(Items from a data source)
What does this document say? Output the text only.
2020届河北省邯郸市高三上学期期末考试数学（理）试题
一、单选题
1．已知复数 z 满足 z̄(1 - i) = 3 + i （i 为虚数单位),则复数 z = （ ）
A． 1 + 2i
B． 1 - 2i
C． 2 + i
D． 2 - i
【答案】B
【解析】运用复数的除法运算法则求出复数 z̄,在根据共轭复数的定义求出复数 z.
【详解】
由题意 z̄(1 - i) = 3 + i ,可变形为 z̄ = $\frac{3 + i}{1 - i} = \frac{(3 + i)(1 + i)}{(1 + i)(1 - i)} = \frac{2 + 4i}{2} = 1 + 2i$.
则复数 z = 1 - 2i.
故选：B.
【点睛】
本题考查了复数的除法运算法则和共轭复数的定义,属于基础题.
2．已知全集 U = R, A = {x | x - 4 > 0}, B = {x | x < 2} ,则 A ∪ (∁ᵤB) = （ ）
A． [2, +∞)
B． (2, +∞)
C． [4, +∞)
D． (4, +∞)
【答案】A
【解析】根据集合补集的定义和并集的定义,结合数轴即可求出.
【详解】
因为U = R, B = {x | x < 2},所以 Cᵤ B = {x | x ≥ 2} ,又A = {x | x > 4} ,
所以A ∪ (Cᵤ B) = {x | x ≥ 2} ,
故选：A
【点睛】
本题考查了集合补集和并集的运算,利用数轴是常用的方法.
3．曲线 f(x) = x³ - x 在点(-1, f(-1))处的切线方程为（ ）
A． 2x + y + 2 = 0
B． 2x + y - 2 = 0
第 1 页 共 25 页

Given problem. Your task is to repeat every entry exactly.

Task answer.
What does this document say? Output the text only.
2020届河北省邯郸市高三上学期期末考试数学（理）试题
一、单选题
1．已知复数 z 满足 z̄(1 - i) = 3 + i （i 为虚数单位),则复数 z = （ ）
A． 1 + 2i
B． 1 - 2i
C． 2 + i
D． 2 - i
【答案】B
【解析】运用复数的除法运算法则求出复数 z̄,在根据共轭复数的定义求出复数 z.
【详解】
由题意 z̄(1 - i) = 3 + i ,可变形为 z̄ = $\frac{3 + i}{1 - i} = \frac{(3 + i)(1 + i)}{(1 + i)(1 - i)} = \frac{2 + 4i}{2} = 1 + 2i$.
则复数 z = 1 - 2i.
故选：B.
【点睛】
本题考查了复数的除法运算法则和共轭复数的定义,属于基础题.
2．已知全集 U = R, A = {x | x - 4 > 0}, B = {x | x < 2} ,则 A ∪ (∁ᵤB) = （ ）
A． [2, +∞)
B． (2, +∞)
C． [4, +∞)
D． (4, +∞)
【答案】A
【解析】根据集合补集的定义和并集的定义,结合数轴即可求出.
【详解】
因为U = R, B = {x | x < 2},所以 Cᵤ B = {x | x ≥ 2} ,又A = {x | x > 4} ,
所以A ∪ (Cᵤ B) = {x | x ≥ 2} ,
故选：A
【点睛】
本题考查了集合补集和并集的运算,利用数轴是常用的方法.
3．曲线 f(x) = x³ - x 在点(-1, f(-1))处的切线方程为（ ）
A． 2x + y + 2 = 0
B． 2x + y - 2 = 0
第 1 页 共 25 页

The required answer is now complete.